*Instruction*
Write out the full listing again, exactly as it stands.
--- Start ---
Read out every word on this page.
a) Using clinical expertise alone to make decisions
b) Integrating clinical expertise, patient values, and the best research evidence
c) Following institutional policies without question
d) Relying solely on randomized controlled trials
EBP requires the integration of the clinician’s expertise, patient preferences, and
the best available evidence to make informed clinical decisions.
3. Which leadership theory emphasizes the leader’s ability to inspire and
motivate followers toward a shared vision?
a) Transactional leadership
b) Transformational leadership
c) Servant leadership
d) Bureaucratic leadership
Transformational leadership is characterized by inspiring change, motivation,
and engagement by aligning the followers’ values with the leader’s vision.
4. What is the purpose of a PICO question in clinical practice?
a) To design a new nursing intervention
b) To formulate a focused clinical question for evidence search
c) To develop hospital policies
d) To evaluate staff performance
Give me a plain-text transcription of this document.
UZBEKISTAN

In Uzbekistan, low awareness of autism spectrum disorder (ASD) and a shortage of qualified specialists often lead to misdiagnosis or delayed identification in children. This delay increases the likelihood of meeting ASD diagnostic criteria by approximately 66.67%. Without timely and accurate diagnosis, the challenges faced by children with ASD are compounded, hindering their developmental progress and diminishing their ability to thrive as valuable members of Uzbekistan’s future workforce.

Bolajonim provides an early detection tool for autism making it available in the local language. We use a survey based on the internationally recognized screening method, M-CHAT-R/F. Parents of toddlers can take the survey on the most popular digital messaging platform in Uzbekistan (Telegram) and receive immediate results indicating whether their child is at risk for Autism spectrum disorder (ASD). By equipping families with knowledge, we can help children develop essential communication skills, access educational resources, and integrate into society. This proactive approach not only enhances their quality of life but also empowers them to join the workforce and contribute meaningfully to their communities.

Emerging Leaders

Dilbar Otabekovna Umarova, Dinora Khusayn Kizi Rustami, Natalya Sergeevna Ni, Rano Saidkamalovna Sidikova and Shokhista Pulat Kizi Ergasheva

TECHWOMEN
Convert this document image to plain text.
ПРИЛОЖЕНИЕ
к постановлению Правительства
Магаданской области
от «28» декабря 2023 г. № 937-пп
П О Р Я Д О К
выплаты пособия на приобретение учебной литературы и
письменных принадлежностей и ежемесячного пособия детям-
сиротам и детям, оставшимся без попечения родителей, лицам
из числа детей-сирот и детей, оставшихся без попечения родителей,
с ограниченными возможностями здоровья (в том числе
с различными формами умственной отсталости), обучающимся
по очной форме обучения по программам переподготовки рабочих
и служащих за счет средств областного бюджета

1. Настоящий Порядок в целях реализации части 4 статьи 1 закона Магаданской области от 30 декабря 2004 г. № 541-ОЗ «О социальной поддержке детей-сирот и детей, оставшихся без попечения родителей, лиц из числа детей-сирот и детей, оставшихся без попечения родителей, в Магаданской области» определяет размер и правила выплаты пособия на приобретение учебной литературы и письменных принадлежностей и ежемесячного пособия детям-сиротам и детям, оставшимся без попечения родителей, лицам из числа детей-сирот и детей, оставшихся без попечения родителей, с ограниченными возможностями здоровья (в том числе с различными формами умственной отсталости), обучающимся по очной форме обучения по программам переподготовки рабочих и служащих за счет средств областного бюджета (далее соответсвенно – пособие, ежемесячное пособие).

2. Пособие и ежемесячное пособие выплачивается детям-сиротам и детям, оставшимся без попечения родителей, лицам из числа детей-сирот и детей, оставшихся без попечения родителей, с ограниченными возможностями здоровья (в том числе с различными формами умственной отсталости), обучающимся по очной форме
--- End ---
*Result of the exercise*
Read out every word on this page.
a) Using clinical expertise alone to make decisions
b) Integrating clinical expertise, patient values, and the best research evidence
c) Following institutional policies without question
d) Relying solely on randomized controlled trials
EBP requires the integration of the clinician’s expertise, patient preferences, and
the best available evidence to make informed clinical decisions.
3. Which leadership theory emphasizes the leader’s ability to inspire and
motivate followers toward a shared vision?
a) Transactional leadership
b) Transformational leadership
c) Servant leadership
d) Bureaucratic leadership
Transformational leadership is characterized by inspiring change, motivation,
and engagement by aligning the followers’ values with the leader’s vision.
4. What is the purpose of a PICO question in clinical practice?
a) To design a new nursing intervention
b) To formulate a focused clinical question for evidence search
c) To develop hospital policies
d) To evaluate staff performance
Give me a plain-text transcription of this document.
UZBEKISTAN

In Uzbekistan, low awareness of autism spectrum disorder (ASD) and a shortage of qualified specialists often lead to misdiagnosis or delayed identification in children. This delay increases the likelihood of meeting ASD diagnostic criteria by approximately 66.67%. Without timely and accurate diagnosis, the challenges faced by children with ASD are compounded, hindering their developmental progress and diminishing their ability to thrive as valuable members of Uzbekistan’s future workforce.

Bolajonim provides an early detection tool for autism making it available in the local language. We use a survey based on the internationally recognized screening method, M-CHAT-R/F. Parents of toddlers can take the survey on the most popular digital messaging platform in Uzbekistan (Telegram) and receive immediate results indicating whether their child is at risk for Autism spectrum disorder (ASD). By equipping families with knowledge, we can help children develop essential communication skills, access educational resources, and integrate into society. This proactive approach not only enhances their quality of life but also empowers them to join the workforce and contribute meaningfully to their communities.

Emerging Leaders

Dilbar Otabekovna Umarova, Dinora Khusayn Kizi Rustami, Natalya Sergeevna Ni, Rano Saidkamalovna Sidikova and Shokhista Pulat Kizi Ergasheva

TECHWOMEN
Convert this document image to plain text.
ПРИЛОЖЕНИЕ
к постановлению Правительства
Магаданской области
от «28» декабря 2023 г. № 937-пп
П О Р Я Д О К
выплаты пособия на приобретение учебной литературы и
письменных принадлежностей и ежемесячного пособия детям-
сиротам и детям, оставшимся без попечения родителей, лицам
из числа детей-сирот и детей, оставшихся без попечения родителей,
с ограниченными возможностями здоровья (в том числе
с различными формами умственной отсталости), обучающимся
по очной форме обучения по программам переподготовки рабочих
и служащих за счет средств областного бюджета

1. Настоящий Порядок в целях реализации части 4 статьи 1 закона Магаданской области от 30 декабря 2004 г. № 541-ОЗ «О социальной поддержке детей-сирот и детей, оставшихся без попечения родителей, лиц из числа детей-сирот и детей, оставшихся без попечения родителей, в Магаданской области» определяет размер и правила выплаты пособия на приобретение учебной литературы и письменных принадлежностей и ежемесячного пособия детям-сиротам и детям, оставшимся без попечения родителей, лицам из числа детей-сирот и детей, оставшихся без попечения родителей, с ограниченными возможностями здоровья (в том числе с различными формами умственной отсталости), обучающимся по очной форме обучения по программам переподготовки рабочих и служащих за счет средств областного бюджета (далее соответсвенно – пособие, ежемесячное пособие).

2. Пособие и ежемесячное пособие выплачивается детям-сиротам и детям, оставшимся без попечения родителей, лицам из числа детей-сирот и детей, оставшихся без попечения родителей, с ограниченными возможностями здоровья (в том числе с различными формами умственной отсталости), обучающимся по очной форме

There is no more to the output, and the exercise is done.